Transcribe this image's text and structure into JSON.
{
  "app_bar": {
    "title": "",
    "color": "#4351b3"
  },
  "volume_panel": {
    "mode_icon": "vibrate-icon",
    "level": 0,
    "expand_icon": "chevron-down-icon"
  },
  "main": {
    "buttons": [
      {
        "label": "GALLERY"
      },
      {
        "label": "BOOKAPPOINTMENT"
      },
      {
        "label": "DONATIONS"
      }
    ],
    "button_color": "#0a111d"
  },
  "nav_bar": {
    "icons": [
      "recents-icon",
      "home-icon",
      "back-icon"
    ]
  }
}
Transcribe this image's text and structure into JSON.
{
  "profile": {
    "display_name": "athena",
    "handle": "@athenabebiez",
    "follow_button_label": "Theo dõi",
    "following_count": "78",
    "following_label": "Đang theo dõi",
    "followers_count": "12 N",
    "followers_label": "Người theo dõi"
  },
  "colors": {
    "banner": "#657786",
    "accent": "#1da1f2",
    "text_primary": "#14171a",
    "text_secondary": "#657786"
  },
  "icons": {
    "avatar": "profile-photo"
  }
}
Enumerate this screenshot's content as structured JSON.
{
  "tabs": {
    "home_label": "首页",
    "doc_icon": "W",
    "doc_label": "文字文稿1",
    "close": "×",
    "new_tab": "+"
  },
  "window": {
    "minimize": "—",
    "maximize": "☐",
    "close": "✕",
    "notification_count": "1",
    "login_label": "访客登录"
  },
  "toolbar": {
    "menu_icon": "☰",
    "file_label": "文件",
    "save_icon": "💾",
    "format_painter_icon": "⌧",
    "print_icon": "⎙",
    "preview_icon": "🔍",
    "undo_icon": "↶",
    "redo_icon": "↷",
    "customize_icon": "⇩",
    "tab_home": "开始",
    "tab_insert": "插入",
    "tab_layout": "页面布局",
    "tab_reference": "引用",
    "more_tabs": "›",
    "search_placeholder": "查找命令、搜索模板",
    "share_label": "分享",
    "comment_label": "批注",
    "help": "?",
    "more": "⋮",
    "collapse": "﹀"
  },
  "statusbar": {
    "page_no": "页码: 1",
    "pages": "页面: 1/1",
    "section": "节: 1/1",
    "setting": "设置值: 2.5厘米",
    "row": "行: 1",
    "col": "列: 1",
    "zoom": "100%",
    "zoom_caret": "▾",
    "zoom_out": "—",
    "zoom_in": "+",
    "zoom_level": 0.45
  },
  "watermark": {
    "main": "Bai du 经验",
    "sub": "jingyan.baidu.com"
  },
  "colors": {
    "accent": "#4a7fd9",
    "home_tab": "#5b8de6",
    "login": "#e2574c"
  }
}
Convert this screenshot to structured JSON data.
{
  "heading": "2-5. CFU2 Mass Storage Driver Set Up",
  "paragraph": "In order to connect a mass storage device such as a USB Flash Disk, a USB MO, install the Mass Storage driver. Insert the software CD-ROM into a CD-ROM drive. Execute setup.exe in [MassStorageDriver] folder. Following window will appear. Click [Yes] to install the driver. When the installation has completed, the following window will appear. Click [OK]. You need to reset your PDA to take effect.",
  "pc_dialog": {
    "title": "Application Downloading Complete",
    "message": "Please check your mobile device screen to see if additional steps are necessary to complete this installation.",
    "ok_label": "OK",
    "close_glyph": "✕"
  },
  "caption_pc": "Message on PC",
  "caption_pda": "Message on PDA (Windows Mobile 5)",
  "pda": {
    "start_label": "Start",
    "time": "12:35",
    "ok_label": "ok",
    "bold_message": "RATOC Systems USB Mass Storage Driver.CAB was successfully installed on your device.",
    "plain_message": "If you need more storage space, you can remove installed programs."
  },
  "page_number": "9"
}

Problem requirements
Copy all the records above precisely.

Exercise response
Transcribe this image's text and structure into JSON.
{
  "app_bar": {
    "title": "",
    "color": "#4351b3"
  },
  "volume_panel": {
    "mode_icon": "vibrate-icon",
    "level": 0,
    "expand_icon": "chevron-down-icon"
  },
  "main": {
    "buttons": [
      {
        "label": "GALLERY"
      },
      {
        "label": "BOOKAPPOINTMENT"
      },
      {
        "label": "DONATIONS"
      }
    ],
    "button_color": "#0a111d"
  },
  "nav_bar": {
    "icons": [
      "recents-icon",
      "home-icon",
      "back-icon"
    ]
  }
}
Transcribe this image's text and structure into JSON.
{
  "profile": {
    "display_name": "athena",
    "handle": "@athenabebiez",
    "follow_button_label": "Theo dõi",
    "following_count": "78",
    "following_label": "Đang theo dõi",
    "followers_count": "12 N",
    "followers_label": "Người theo dõi"
  },
  "colors": {
    "banner": "#657786",
    "accent": "#1da1f2",
    "text_primary": "#14171a",
    "text_secondary": "#657786"
  },
  "icons": {
    "avatar": "profile-photo"
  }
}
Enumerate this screenshot's content as structured JSON.
{
  "tabs": {
    "home_label": "首页",
    "doc_icon": "W",
    "doc_label": "文字文稿1",
    "close": "×",
    "new_tab": "+"
  },
  "window": {
    "minimize": "—",
    "maximize": "☐",
    "close": "✕",
    "notification_count": "1",
    "login_label": "访客登录"
  },
  "toolbar": {
    "menu_icon": "☰",
    "file_label": "文件",
    "save_icon": "💾",
    "format_painter_icon": "⌧",
    "print_icon": "⎙",
    "preview_icon": "🔍",
    "undo_icon": "↶",
    "redo_icon": "↷",
    "customize_icon": "⇩",
    "tab_home": "开始",
    "tab_insert": "插入",
    "tab_layout": "页面布局",
    "tab_reference": "引用",
    "more_tabs": "›",
    "search_placeholder": "查找命令、搜索模板",
    "share_label": "分享",
    "comment_label": "批注",
    "help": "?",
    "more": "⋮",
    "collapse": "﹀"
  },
  "statusbar": {
    "page_no": "页码: 1",
    "pages": "页面: 1/1",
    "section": "节: 1/1",
    "setting": "设置值: 2.5厘米",
    "row": "行: 1",
    "col": "列: 1",
    "zoom": "100%",
    "zoom_caret": "▾",
    "zoom_out": "—",
    "zoom_in": "+",
    "zoom_level": 0.45
  },
  "watermark": {
    "main": "Bai du 经验",
    "sub": "jingyan.baidu.com"
  },
  "colors": {
    "accent": "#4a7fd9",
    "home_tab": "#5b8de6",
    "login": "#e2574c"
  }
}
Convert this screenshot to structured JSON data.
{
  "heading": "2-5. CFU2 Mass Storage Driver Set Up",
  "paragraph": "In order to connect a mass storage device such as a USB Flash Disk, a USB MO, install the Mass Storage driver. Insert the software CD-ROM into a CD-ROM drive. Execute setup.exe in [MassStorageDriver] folder. Following window will appear. Click [Yes] to install the driver. When the installation has completed, the following window will appear. Click [OK]. You need to reset your PDA to take effect.",
  "pc_dialog": {
    "title": "Application Downloading Complete",
    "message": "Please check your mobile device screen to see if additional steps are necessary to complete this installation.",
    "ok_label": "OK",
    "close_glyph": "✕"
  },
  "caption_pc": "Message on PC",
  "caption_pda": "Message on PDA (Windows Mobile 5)",
  "pda": {
    "start_label": "Start",
    "time": "12:35",
    "ok_label": "ok",
    "bold_message": "RATOC Systems USB Mass Storage Driver.CAB was successfully installed on your device.",
    "plain_message": "If you need more storage space, you can remove installed programs."
  },
  "page_number": "9"
}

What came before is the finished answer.